§ What the task requires:
Reply with the count of lines holding "venture", nothing more.

§ Material for this task:
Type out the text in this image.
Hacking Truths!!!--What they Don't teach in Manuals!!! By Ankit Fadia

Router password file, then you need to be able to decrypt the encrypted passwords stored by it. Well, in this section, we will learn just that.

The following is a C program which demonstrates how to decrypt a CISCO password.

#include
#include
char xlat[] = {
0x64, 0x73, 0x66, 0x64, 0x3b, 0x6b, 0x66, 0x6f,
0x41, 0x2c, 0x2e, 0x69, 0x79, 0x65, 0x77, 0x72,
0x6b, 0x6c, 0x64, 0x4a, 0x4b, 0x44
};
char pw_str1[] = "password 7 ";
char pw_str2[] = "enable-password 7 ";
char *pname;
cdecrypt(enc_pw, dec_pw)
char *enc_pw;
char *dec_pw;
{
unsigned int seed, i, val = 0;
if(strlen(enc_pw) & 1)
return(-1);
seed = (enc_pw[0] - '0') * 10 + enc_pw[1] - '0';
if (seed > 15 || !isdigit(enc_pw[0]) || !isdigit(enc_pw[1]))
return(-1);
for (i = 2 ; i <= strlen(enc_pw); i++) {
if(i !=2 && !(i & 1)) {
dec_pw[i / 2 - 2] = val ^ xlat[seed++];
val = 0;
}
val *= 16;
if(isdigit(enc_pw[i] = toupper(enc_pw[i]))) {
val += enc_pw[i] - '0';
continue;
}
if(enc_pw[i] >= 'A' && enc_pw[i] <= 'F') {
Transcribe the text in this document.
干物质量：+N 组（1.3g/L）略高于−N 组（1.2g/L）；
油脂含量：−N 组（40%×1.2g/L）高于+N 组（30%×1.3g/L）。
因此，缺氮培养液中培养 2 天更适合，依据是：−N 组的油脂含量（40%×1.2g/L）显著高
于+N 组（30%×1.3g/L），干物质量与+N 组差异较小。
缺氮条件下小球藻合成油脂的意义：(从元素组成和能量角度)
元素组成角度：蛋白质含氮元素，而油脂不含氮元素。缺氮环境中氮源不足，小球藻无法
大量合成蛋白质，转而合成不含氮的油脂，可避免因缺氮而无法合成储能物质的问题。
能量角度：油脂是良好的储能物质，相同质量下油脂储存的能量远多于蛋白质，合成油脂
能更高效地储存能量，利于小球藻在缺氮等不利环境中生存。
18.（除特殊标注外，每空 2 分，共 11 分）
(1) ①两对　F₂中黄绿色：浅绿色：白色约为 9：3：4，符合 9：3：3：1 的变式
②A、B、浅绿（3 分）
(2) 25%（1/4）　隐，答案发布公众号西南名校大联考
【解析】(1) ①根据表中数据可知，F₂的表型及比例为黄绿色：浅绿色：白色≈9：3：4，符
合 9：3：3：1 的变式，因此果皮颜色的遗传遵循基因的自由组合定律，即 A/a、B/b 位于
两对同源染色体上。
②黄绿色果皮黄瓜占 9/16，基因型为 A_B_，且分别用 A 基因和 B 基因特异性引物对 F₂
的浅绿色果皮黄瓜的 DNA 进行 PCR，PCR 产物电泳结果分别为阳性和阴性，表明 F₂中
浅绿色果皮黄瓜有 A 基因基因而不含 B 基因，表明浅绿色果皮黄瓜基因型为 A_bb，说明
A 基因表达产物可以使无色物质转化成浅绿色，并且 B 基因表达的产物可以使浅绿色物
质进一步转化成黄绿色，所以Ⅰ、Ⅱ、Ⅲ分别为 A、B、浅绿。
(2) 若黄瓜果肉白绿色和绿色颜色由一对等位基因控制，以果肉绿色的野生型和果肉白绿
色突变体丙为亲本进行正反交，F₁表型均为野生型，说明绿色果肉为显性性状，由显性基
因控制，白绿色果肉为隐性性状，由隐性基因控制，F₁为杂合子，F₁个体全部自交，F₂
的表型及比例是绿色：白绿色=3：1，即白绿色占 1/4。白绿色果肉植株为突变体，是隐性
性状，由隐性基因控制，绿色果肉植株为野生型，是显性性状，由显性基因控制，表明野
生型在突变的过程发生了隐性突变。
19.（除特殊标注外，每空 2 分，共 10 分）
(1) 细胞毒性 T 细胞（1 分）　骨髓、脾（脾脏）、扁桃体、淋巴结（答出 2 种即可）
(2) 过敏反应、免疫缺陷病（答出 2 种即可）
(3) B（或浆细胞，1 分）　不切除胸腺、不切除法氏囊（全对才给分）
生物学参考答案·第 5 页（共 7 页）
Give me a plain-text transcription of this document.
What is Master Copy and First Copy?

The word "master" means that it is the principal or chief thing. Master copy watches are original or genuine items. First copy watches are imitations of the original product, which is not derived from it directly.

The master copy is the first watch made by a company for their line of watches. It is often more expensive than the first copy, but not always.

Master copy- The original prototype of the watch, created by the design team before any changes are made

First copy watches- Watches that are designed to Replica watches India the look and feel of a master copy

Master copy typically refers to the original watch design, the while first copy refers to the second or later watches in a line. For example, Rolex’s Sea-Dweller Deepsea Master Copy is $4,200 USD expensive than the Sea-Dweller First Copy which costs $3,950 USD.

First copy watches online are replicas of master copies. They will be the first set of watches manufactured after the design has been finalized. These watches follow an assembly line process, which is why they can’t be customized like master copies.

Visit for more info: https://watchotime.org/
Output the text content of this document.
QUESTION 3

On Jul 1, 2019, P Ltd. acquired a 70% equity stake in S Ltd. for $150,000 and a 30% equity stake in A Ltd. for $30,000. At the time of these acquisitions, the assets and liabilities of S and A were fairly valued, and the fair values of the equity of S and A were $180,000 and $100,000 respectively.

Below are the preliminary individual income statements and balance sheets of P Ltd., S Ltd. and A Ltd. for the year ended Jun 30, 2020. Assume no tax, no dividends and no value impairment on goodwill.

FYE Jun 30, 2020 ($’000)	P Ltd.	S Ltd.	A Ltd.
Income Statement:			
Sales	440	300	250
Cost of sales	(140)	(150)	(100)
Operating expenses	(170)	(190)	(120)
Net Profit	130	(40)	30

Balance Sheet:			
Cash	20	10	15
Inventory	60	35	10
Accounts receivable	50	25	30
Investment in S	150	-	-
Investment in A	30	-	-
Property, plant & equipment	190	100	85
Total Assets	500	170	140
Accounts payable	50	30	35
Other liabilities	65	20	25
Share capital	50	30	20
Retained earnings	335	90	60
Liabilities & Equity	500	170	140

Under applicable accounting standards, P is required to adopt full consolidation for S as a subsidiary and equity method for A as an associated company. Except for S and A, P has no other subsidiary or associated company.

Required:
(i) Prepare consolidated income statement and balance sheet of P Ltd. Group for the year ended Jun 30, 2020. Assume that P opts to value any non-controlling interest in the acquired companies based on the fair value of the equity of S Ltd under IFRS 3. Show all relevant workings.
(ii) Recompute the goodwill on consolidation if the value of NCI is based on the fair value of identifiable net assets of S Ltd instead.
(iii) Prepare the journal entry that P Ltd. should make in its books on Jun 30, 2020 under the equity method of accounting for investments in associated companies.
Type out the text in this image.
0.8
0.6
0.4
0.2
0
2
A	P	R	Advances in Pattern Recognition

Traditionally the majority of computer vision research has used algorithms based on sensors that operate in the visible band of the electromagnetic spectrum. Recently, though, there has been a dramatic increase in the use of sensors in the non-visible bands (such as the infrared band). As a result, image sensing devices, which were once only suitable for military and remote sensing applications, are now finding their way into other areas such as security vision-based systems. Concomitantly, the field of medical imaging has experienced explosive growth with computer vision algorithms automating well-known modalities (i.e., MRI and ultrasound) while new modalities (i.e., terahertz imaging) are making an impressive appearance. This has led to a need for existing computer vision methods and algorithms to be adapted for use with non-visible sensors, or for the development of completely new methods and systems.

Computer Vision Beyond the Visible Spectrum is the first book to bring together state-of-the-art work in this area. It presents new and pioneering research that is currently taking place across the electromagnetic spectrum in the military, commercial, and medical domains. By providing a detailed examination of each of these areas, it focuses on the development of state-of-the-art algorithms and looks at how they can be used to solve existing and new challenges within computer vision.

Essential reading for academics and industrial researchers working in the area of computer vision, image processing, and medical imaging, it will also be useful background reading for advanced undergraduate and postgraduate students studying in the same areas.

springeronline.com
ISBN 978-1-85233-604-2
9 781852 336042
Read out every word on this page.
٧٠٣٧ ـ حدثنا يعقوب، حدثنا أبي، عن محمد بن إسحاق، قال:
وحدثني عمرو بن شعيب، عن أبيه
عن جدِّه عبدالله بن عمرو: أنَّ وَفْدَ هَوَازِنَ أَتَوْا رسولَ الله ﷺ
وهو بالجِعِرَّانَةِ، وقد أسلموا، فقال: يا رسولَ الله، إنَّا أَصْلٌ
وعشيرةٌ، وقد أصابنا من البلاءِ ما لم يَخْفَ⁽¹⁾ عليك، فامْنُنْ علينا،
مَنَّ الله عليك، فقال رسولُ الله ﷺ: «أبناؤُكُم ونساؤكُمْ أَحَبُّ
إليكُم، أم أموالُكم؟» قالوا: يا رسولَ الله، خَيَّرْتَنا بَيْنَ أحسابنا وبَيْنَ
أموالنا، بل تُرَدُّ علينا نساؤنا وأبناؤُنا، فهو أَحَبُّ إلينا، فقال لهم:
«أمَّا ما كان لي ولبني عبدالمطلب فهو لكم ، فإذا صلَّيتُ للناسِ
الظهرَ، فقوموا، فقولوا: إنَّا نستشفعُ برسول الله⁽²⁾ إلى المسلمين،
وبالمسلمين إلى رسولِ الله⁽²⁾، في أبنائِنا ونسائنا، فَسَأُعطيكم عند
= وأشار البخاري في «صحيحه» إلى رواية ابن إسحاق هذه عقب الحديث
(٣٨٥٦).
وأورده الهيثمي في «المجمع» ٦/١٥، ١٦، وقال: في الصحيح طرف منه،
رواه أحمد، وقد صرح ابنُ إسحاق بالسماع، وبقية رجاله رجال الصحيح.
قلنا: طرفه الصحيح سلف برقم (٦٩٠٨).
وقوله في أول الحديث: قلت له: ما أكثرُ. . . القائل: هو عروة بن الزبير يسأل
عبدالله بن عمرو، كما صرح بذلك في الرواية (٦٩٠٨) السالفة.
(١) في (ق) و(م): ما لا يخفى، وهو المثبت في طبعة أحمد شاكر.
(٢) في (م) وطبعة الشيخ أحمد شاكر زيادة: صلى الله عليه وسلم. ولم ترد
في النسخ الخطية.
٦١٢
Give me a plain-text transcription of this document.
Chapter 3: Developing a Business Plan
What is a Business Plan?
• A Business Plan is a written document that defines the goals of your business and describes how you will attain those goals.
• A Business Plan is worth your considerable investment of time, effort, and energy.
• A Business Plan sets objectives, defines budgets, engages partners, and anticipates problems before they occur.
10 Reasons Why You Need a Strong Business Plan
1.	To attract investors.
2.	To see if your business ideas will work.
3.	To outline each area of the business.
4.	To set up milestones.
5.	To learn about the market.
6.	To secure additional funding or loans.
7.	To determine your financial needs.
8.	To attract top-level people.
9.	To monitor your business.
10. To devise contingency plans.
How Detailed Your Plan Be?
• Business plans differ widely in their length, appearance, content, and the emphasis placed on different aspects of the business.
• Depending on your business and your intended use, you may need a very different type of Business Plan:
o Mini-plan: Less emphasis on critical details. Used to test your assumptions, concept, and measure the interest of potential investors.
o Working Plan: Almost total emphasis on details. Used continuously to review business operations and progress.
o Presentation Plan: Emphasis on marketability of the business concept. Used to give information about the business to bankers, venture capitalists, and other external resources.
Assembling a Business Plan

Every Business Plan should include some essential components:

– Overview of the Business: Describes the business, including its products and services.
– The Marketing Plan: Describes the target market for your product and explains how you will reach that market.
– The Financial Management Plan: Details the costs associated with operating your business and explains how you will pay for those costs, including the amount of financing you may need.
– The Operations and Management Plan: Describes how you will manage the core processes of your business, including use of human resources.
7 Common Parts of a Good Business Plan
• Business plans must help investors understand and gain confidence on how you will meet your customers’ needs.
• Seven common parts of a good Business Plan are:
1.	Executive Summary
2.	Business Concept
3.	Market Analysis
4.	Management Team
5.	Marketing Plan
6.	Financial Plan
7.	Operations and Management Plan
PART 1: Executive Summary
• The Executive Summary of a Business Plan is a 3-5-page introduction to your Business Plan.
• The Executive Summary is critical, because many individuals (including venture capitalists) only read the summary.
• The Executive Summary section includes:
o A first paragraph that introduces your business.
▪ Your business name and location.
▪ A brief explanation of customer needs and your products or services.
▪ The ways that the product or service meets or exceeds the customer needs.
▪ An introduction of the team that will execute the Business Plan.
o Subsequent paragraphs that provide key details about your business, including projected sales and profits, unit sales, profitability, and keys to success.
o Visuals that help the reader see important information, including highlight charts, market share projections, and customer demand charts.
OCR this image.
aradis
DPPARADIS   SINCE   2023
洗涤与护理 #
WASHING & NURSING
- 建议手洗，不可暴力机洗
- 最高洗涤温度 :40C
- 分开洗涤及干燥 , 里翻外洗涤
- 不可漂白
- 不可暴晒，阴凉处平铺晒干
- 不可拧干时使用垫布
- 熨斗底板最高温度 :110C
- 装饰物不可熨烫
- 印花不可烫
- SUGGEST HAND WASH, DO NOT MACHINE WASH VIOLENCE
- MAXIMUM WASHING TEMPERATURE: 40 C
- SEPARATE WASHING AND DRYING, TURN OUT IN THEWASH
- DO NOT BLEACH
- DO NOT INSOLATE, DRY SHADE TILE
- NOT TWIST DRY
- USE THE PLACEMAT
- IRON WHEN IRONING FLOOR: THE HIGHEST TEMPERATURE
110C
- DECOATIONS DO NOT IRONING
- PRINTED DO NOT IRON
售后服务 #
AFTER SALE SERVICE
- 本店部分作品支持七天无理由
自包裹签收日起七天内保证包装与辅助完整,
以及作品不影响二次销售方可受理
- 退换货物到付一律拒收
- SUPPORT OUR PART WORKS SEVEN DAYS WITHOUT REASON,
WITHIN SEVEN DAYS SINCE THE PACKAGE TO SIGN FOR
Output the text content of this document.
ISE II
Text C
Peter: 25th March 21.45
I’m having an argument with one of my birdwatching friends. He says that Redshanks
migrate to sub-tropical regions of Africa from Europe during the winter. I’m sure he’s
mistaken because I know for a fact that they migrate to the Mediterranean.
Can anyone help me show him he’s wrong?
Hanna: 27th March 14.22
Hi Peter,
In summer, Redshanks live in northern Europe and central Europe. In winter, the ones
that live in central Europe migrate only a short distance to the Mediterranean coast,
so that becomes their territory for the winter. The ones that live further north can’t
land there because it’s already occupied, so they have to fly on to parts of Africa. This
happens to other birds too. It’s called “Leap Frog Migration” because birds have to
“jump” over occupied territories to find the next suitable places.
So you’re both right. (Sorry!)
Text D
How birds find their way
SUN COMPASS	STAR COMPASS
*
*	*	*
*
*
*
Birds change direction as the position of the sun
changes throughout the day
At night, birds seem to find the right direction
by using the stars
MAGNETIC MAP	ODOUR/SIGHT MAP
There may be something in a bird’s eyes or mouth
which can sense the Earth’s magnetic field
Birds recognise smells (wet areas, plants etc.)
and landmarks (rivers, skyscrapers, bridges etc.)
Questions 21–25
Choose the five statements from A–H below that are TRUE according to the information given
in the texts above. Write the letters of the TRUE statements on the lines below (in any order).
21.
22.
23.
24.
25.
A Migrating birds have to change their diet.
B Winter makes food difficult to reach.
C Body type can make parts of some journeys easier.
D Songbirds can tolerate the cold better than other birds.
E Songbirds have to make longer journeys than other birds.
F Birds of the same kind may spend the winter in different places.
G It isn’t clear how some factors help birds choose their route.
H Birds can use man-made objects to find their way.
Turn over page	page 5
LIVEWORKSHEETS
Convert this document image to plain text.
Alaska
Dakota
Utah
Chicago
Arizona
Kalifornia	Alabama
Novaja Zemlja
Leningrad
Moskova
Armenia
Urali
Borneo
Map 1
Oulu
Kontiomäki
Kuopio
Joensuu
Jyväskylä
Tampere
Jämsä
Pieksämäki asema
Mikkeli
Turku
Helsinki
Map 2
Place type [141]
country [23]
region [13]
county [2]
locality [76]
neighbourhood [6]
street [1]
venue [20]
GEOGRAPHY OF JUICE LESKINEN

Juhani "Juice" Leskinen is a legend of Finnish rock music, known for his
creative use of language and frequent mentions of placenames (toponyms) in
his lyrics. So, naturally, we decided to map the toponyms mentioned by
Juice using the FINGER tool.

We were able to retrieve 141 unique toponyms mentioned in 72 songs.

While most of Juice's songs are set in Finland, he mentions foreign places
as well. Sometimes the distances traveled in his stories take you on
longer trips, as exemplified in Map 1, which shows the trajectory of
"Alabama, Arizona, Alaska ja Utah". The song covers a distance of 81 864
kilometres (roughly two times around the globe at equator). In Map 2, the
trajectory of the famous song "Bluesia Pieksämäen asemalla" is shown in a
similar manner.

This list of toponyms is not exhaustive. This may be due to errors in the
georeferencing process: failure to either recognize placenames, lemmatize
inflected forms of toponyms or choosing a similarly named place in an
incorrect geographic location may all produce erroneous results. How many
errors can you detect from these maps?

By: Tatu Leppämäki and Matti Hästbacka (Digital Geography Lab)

§ Written answer:
2